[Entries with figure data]
++++++++

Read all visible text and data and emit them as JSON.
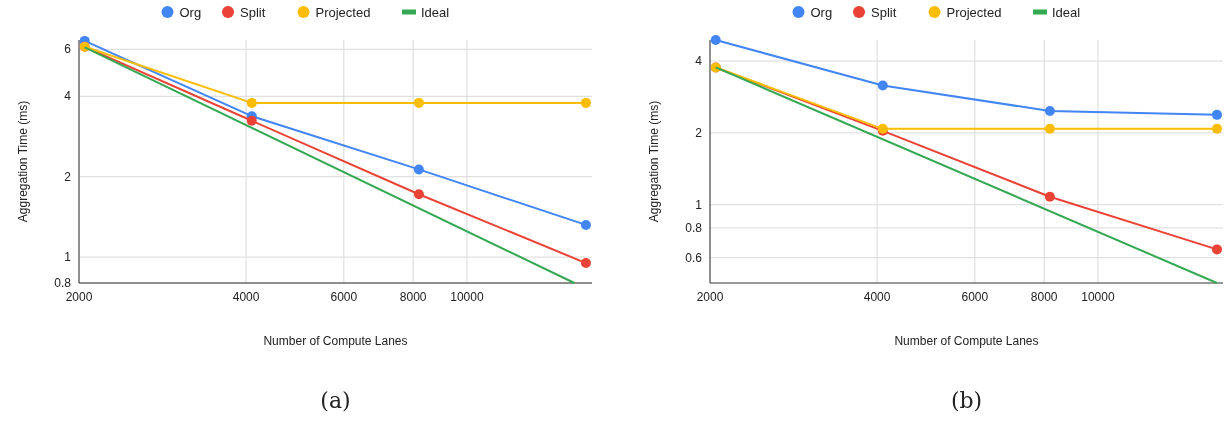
{
  "chart_data": [
    {
      "type": "line",
      "xlabel": "Number of Compute Lanes",
      "ylabel": "Aggregation Time (ms)",
      "log": "xy",
      "grid": true,
      "legend": "top",
      "xlim": [
        2000,
        16800
      ],
      "xticks": [
        2000,
        4000,
        6000,
        8000,
        10000
      ],
      "ylim": [
        0.8,
        6.5
      ],
      "yticks": [
        0.8,
        1,
        2,
        4,
        6
      ],
      "annotations": [
        "(a)"
      ],
      "series": [
        {
          "name": "Org",
          "color": "#4285f4",
          "marker": "circle",
          "x": [
            2048,
            4096,
            8192,
            16384
          ],
          "values": [
            6.45,
            3.37,
            2.13,
            1.32
          ]
        },
        {
          "name": "Split",
          "color": "#ea4335",
          "marker": "circle",
          "x": [
            2048,
            4096,
            8192,
            16384
          ],
          "values": [
            6.13,
            3.24,
            1.72,
            0.95
          ]
        },
        {
          "name": "Projected",
          "color": "#fbbc04",
          "marker": "circle",
          "x": [
            2048,
            4096,
            8192,
            16384
          ],
          "values": [
            6.13,
            3.78,
            3.78,
            3.78
          ]
        },
        {
          "name": "Ideal",
          "color": "#34a853",
          "marker": "none",
          "x": [
            2048,
            15616
          ],
          "values": [
            6.1,
            0.8
          ]
        }
      ]
    },
    {
      "type": "line",
      "xlabel": "Number of Compute Lanes",
      "ylabel": "Aggregation Time (ms)",
      "log": "xy",
      "grid": true,
      "legend": "top",
      "xlim": [
        2000,
        16800
      ],
      "xticks": [
        2000,
        4000,
        6000,
        8000,
        10000
      ],
      "ylim": [
        0.47,
        4.9
      ],
      "yticks": [
        0.6,
        0.8,
        1,
        2,
        4
      ],
      "annotations": [
        "(b)"
      ],
      "series": [
        {
          "name": "Org",
          "color": "#4285f4",
          "marker": "circle",
          "x": [
            2048,
            4096,
            8192,
            16384
          ],
          "values": [
            4.9,
            3.16,
            2.47,
            2.38
          ]
        },
        {
          "name": "Split",
          "color": "#ea4335",
          "marker": "circle",
          "x": [
            2048,
            4096,
            8192,
            16384
          ],
          "values": [
            3.76,
            2.04,
            1.08,
            0.65
          ]
        },
        {
          "name": "Projected",
          "color": "#fbbc04",
          "marker": "circle",
          "x": [
            2048,
            4096,
            8192,
            16384
          ],
          "values": [
            3.76,
            2.08,
            2.08,
            2.08
          ]
        },
        {
          "name": "Ideal",
          "color": "#34a853",
          "marker": "none",
          "x": [
            2048,
            16384
          ],
          "values": [
            3.76,
            0.47
          ]
        }
      ]
    }
  ]
}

++++++++

Every record must be copied exactly, with the pictures left out.

Read all visible text and data and emit them as JSON.
{
  "chart_data": [
    {
      "type": "line",
      "xlabel": "Number of Compute Lanes",
      "ylabel": "Aggregation Time (ms)",
      "log": "xy",
      "grid": true,
      "legend": "top",
      "xlim": [
        2000,
        16800
      ],
      "xticks": [
        2000,
        4000,
        6000,
        8000,
        10000
      ],
      "ylim": [
        0.8,
        6.5
      ],
      "yticks": [
        0.8,
        1,
        2,
        4,
        6
      ],
      "annotations": [
        "(a)"
      ],
      "series": [
        {
          "name": "Org",
          "color": "#4285f4",
          "marker": "circle",
          "x": [
            2048,
            4096,
            8192,
            16384
          ],
          "values": [
            6.45,
            3.37,
            2.13,
            1.32
          ]
        },
        {
          "name": "Split",
          "color": "#ea4335",
          "marker": "circle",
          "x": [
            2048,
            4096,
            8192,
            16384
          ],
          "values": [
            6.13,
            3.24,
            1.72,
            0.95
          ]
        },
        {
          "name": "Projected",
          "color": "#fbbc04",
          "marker": "circle",
          "x": [
            2048,
            4096,
            8192,
            16384
          ],
          "values": [
            6.13,
            3.78,
            3.78,
            3.78
          ]
        },
        {
          "name": "Ideal",
          "color": "#34a853",
          "marker": "none",
          "x": [
            2048,
            15616
          ],
          "values": [
            6.1,
            0.8
          ]
        }
      ]
    },
    {
      "type": "line",
      "xlabel": "Number of Compute Lanes",
      "ylabel": "Aggregation Time (ms)",
      "log": "xy",
      "grid": true,
      "legend": "top",
      "xlim": [
        2000,
        16800
      ],
      "xticks": [
        2000,
        4000,
        6000,
        8000,
        10000
      ],
      "ylim": [
        0.47,
        4.9
      ],
      "yticks": [
        0.6,
        0.8,
        1,
        2,
        4
      ],
      "annotations": [
        "(b)"
      ],
      "series": [
        {
          "name": "Org",
          "color": "#4285f4",
          "marker": "circle",
          "x": [
            2048,
            4096,
            8192,
            16384
          ],
          "values": [
            4.9,
            3.16,
            2.47,
            2.38
          ]
        },
        {
          "name": "Split",
          "color": "#ea4335",
          "marker": "circle",
          "x": [
            2048,
            4096,
            8192,
            16384
          ],
          "values": [
            3.76,
            2.04,
            1.08,
            0.65
          ]
        },
        {
          "name": "Projected",
          "color": "#fbbc04",
          "marker": "circle",
          "x": [
            2048,
            4096,
            8192,
            16384
          ],
          "values": [
            3.76,
            2.08,
            2.08,
            2.08
          ]
        },
        {
          "name": "Ideal",
          "color": "#34a853",
          "marker": "none",
          "x": [
            2048,
            16384
          ],
          "values": [
            3.76,
            0.47
          ]
        }
      ]
    }
  ]
}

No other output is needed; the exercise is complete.